··· DATASET ···

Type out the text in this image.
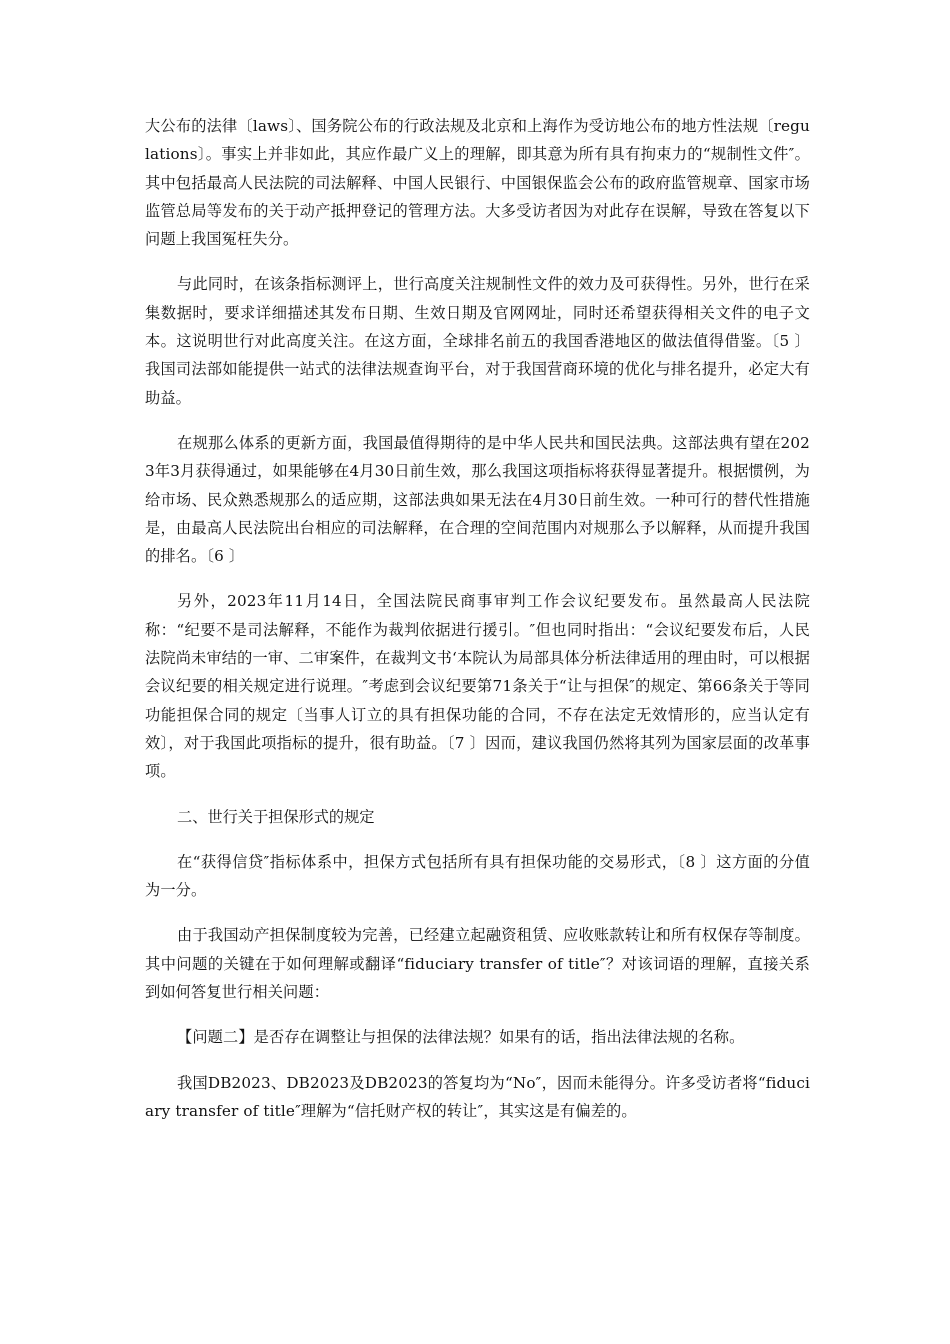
大公布的法律〔laws〕、国务院公布的行政法规及北京和上海作为受访地公布的地方性法规〔regulations〕。事实上并非如此，其应作最广义上的理解，即其意为所有具有拘束力的“规制性文件″。其中包括最高人民法院的司法解释、中国人民银行、中国银保监会公布的政府监管规章、国家市场监管总局等发布的关于动产抵押登记的管理方法。大多受访者因为对此存在误解，导致在答复以下问题上我国冤枉失分。

与此同时，在该条指标测评上，世行高度关注规制性文件的效力及可获得性。另外，世行在采集数据时，要求详细描述其发布日期、生效日期及官网网址，同时还希望获得相关文件的电子文本。这说明世行对此高度关注。在这方面，全球排名前五的我国香港地区的做法值得借鉴。〔5 〕我国司法部如能提供一站式的法律法规查询平台，对于我国营商环境的优化与排名提升，必定大有助益。

在规那么体系的更新方面，我国最值得期待的是中华人民共和国民法典。这部法典有望在2023年3月获得通过，如果能够在4月30日前生效，那么我国这项指标将获得显著提升。根据惯例，为给市场、民众熟悉规那么的适应期，这部法典如果无法在4月30日前生效。一种可行的替代性措施是，由最高人民法院出台相应的司法解释，在合理的空间范围内对规那么予以解释，从而提升我国的排名。〔6 〕

另外，2023年11月14日，全国法院民商事审判工作会议纪要发布。虽然最高人民法院称：“纪要不是司法解释，不能作为裁判依据进行援引。″但也同时指出：“会议纪要发布后，人民法院尚未审结的一审、二审案件，在裁判文书‘本院认为局部具体分析法律适用的理由时，可以根据会议纪要的相关规定进行说理。″考虑到会议纪要第71条关于“让与担保″的规定、第66条关于等同功能担保合同的规定〔当事人订立的具有担保功能的合同，不存在法定无效情形的，应当认定有效〕，对于我国此项指标的提升，很有助益。〔7 〕因而，建议我国仍然将其列为国家层面的改革事项。

二、世行关于担保形式的规定

在“获得信贷″指标体系中，担保方式包括所有具有担保功能的交易形式，〔8 〕这方面的分值为一分。

由于我国动产担保制度较为完善，已经建立起融资租赁、应收账款转让和所有权保存等制度。其中问题的关键在于如何理解或翻译“fiduciary transfer of title″？对该词语的理解，直接关系到如何答复世行相关问题：

【问题二】是否存在调整让与担保的法律法规？如果有的话，指出法律法规的名称。

我国DB2023、DB2023及DB2023的答复均为“No″，因而未能得分。许多受访者将“fiduciary transfer of title″理解为“信托财产权的转让″，其实这是有偏差的。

···

— WORK REQUIRED —
Quote every entry exactly, with the pictures omitted.

— EXERCISE ANSWER —
Type out the text in this image.
大公布的法律〔laws〕、国务院公布的行政法规及北京和上海作为受访地公布的地方性法规〔regulations〕。事实上并非如此，其应作最广义上的理解，即其意为所有具有拘束力的“规制性文件″。其中包括最高人民法院的司法解释、中国人民银行、中国银保监会公布的政府监管规章、国家市场监管总局等发布的关于动产抵押登记的管理方法。大多受访者因为对此存在误解，导致在答复以下问题上我国冤枉失分。

与此同时，在该条指标测评上，世行高度关注规制性文件的效力及可获得性。另外，世行在采集数据时，要求详细描述其发布日期、生效日期及官网网址，同时还希望获得相关文件的电子文本。这说明世行对此高度关注。在这方面，全球排名前五的我国香港地区的做法值得借鉴。〔5 〕我国司法部如能提供一站式的法律法规查询平台，对于我国营商环境的优化与排名提升，必定大有助益。

在规那么体系的更新方面，我国最值得期待的是中华人民共和国民法典。这部法典有望在2023年3月获得通过，如果能够在4月30日前生效，那么我国这项指标将获得显著提升。根据惯例，为给市场、民众熟悉规那么的适应期，这部法典如果无法在4月30日前生效。一种可行的替代性措施是，由最高人民法院出台相应的司法解释，在合理的空间范围内对规那么予以解释，从而提升我国的排名。〔6 〕

另外，2023年11月14日，全国法院民商事审判工作会议纪要发布。虽然最高人民法院称：“纪要不是司法解释，不能作为裁判依据进行援引。″但也同时指出：“会议纪要发布后，人民法院尚未审结的一审、二审案件，在裁判文书‘本院认为局部具体分析法律适用的理由时，可以根据会议纪要的相关规定进行说理。″考虑到会议纪要第71条关于“让与担保″的规定、第66条关于等同功能担保合同的规定〔当事人订立的具有担保功能的合同，不存在法定无效情形的，应当认定有效〕，对于我国此项指标的提升，很有助益。〔7 〕因而，建议我国仍然将其列为国家层面的改革事项。

二、世行关于担保形式的规定

在“获得信贷″指标体系中，担保方式包括所有具有担保功能的交易形式，〔8 〕这方面的分值为一分。

由于我国动产担保制度较为完善，已经建立起融资租赁、应收账款转让和所有权保存等制度。其中问题的关键在于如何理解或翻译“fiduciary transfer of title″？对该词语的理解，直接关系到如何答复世行相关问题：

【问题二】是否存在调整让与担保的法律法规？如果有的话，指出法律法规的名称。

我国DB2023、DB2023及DB2023的答复均为“No″，因而未能得分。许多受访者将“fiduciary transfer of title″理解为“信托财产权的转让″，其实这是有偏差的。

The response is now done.